Data provided:
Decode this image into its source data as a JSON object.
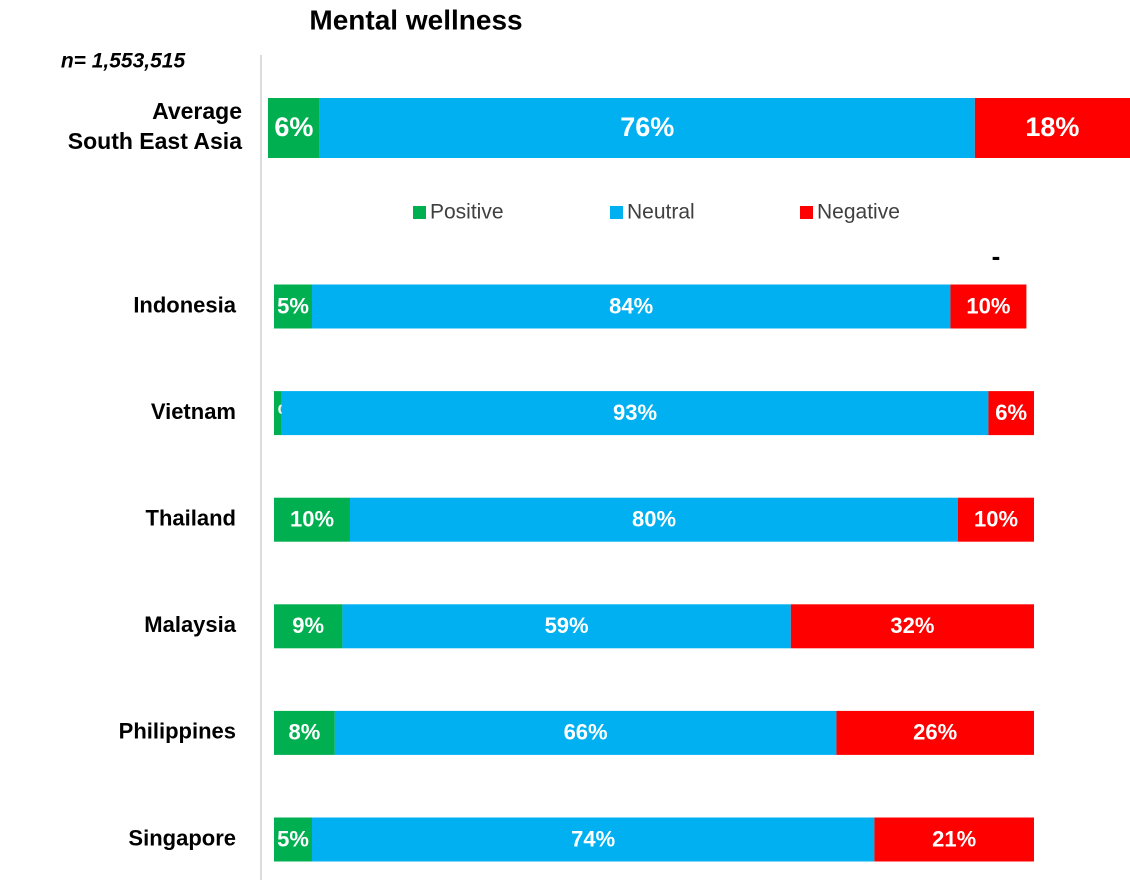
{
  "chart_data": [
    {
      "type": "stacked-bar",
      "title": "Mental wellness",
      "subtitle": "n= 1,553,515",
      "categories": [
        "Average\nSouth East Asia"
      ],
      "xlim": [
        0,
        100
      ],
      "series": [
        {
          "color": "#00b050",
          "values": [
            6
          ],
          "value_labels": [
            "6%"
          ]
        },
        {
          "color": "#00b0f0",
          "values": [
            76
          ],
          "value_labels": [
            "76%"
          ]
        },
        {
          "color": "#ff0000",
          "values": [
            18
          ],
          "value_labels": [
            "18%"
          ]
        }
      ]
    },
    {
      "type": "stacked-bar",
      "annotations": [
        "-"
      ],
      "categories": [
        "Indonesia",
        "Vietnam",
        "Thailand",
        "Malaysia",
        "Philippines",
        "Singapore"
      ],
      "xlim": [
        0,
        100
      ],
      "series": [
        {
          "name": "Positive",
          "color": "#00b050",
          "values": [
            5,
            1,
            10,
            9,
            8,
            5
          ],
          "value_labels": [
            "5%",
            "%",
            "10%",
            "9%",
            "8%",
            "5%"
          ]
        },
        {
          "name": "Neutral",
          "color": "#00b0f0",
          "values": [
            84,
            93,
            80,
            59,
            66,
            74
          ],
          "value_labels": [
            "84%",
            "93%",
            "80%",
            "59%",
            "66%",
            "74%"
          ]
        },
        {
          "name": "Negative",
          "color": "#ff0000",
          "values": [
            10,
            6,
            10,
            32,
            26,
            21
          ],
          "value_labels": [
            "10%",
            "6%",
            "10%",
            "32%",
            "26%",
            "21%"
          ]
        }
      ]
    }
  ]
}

...

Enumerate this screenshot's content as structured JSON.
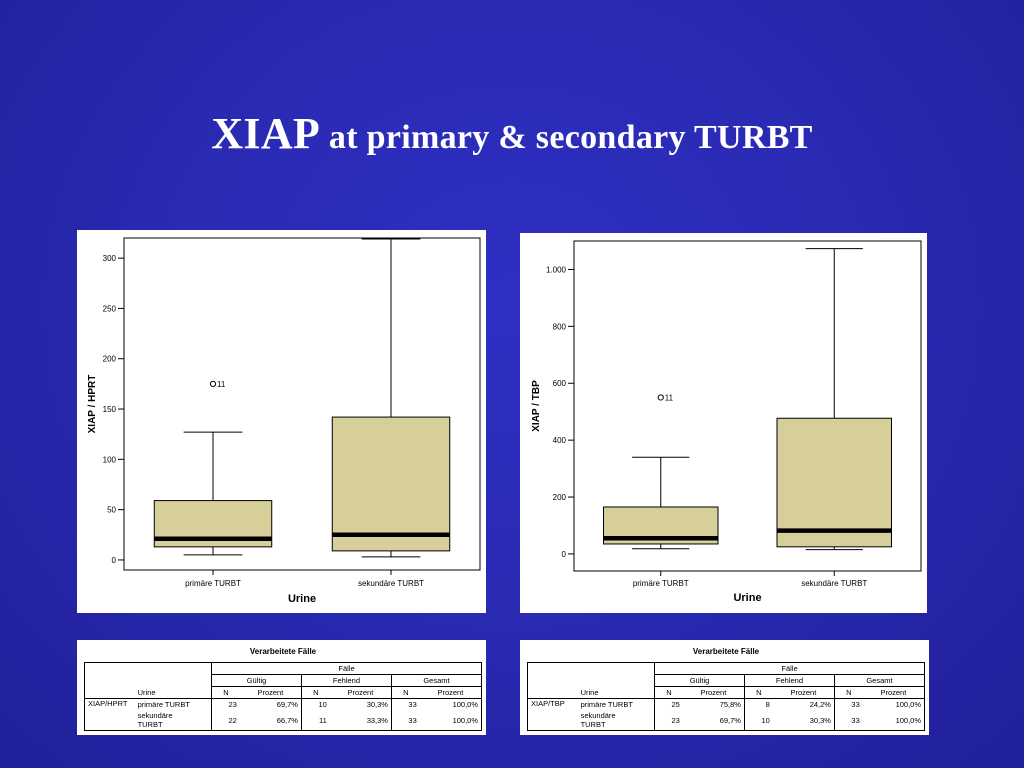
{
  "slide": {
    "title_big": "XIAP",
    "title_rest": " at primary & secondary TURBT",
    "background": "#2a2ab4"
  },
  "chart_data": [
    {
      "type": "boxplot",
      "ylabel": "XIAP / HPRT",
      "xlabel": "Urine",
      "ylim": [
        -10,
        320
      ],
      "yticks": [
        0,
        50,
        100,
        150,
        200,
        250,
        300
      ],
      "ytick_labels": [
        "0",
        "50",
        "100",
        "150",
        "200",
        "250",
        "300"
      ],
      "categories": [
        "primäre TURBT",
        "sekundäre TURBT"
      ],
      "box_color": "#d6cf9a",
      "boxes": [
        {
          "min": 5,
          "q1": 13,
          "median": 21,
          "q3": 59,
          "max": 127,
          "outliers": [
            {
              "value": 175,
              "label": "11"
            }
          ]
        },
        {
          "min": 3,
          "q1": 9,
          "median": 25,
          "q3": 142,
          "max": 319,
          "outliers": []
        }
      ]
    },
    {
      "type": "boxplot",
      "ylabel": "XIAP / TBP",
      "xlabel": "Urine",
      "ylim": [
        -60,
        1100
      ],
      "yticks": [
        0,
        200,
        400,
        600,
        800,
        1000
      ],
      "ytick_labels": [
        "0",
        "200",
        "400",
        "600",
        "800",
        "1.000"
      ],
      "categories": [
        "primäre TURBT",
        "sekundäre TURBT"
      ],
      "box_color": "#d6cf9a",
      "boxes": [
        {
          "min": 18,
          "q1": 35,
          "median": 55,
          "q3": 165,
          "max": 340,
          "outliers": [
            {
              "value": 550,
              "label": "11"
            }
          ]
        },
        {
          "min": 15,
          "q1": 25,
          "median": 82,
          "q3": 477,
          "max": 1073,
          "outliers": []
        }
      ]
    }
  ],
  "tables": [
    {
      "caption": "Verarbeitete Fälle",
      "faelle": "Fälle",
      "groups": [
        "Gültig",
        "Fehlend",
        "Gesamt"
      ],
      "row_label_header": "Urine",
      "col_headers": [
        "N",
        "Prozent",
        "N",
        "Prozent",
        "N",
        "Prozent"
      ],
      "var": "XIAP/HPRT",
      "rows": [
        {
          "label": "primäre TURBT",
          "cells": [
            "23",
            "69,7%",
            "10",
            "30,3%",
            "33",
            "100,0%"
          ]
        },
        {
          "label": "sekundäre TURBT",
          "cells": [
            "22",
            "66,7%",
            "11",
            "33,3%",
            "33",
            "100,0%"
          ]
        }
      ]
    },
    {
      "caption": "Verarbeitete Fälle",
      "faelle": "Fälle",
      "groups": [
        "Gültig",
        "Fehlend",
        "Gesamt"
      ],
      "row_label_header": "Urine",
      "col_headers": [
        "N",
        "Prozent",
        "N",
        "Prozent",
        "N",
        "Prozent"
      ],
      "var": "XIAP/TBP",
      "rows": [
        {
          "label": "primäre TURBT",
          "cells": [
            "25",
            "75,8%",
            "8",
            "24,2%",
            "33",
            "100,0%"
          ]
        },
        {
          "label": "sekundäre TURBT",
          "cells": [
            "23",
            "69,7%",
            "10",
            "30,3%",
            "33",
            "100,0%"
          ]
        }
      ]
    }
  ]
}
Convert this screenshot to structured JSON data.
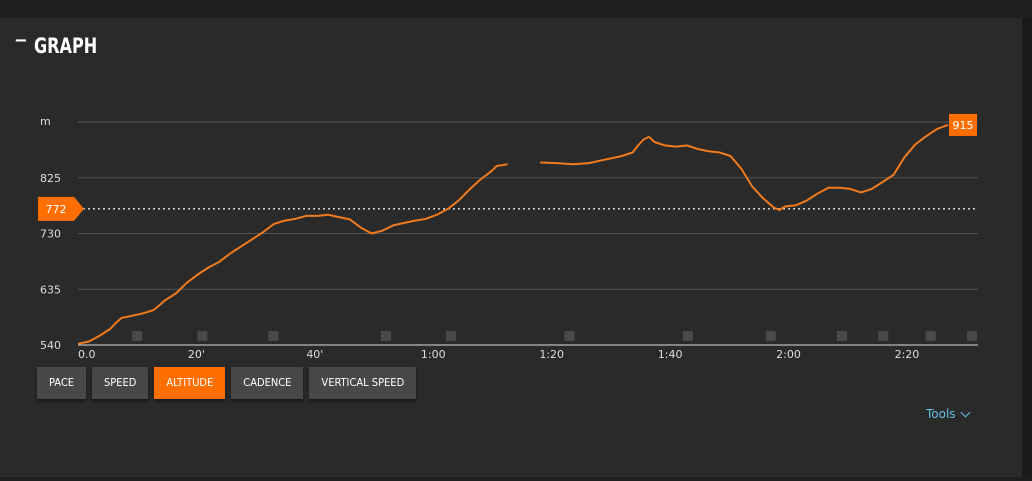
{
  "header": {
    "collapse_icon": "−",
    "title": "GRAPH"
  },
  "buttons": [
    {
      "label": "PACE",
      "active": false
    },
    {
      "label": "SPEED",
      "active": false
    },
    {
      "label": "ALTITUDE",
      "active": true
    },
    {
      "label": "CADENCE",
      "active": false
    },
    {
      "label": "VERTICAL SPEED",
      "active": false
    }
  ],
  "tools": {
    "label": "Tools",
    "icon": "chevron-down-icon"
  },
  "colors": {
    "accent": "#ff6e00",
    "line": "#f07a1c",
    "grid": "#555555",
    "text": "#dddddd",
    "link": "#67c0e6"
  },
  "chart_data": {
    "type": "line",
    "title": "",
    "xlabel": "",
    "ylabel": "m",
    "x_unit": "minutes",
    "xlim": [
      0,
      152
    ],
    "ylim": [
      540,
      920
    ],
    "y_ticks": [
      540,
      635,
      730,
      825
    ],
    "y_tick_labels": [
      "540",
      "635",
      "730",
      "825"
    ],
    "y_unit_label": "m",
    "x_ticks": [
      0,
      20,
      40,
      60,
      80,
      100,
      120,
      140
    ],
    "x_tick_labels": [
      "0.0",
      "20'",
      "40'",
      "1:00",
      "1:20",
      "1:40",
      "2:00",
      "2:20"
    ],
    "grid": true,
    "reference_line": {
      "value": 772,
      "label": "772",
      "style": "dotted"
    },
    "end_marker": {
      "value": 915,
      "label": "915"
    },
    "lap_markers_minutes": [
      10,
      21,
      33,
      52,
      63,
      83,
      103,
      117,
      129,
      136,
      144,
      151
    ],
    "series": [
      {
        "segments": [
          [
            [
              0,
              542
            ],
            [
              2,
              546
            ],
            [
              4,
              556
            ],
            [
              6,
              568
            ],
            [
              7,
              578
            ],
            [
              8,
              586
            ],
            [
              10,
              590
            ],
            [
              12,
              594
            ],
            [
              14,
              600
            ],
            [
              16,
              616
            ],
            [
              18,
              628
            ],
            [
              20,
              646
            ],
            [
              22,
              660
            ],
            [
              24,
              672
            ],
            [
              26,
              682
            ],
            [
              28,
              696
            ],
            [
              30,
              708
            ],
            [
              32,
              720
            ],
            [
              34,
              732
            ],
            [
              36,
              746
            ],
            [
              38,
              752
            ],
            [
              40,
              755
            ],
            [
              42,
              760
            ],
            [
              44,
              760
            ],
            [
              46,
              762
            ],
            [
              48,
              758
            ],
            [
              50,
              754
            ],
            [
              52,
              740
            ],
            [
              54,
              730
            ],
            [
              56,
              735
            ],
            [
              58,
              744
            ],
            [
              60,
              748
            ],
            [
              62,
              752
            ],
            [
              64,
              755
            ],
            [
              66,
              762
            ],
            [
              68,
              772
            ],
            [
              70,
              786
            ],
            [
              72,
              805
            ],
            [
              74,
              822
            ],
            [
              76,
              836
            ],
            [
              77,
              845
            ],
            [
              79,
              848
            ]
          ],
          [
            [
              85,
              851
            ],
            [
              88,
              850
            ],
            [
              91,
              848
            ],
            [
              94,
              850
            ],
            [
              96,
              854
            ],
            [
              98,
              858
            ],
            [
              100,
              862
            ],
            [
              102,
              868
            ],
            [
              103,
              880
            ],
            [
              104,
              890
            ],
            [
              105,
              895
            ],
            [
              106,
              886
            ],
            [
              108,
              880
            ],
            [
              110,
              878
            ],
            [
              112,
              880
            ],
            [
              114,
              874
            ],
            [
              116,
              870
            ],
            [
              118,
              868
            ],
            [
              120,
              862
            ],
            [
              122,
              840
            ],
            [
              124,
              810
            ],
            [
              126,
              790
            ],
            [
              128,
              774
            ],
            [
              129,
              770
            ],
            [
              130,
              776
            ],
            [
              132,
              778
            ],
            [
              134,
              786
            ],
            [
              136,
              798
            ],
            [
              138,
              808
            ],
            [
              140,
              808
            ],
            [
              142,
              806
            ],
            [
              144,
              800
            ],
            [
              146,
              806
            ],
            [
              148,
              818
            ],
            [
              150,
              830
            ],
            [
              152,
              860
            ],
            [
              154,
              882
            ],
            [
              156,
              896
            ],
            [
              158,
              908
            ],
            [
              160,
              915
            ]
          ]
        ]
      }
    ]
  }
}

Instruction: Extract every line containing the string "structured" from the data above.

Result:
Enumerate this screenshot's content as structured JSON.
Convert this screenshot to structured JSON data.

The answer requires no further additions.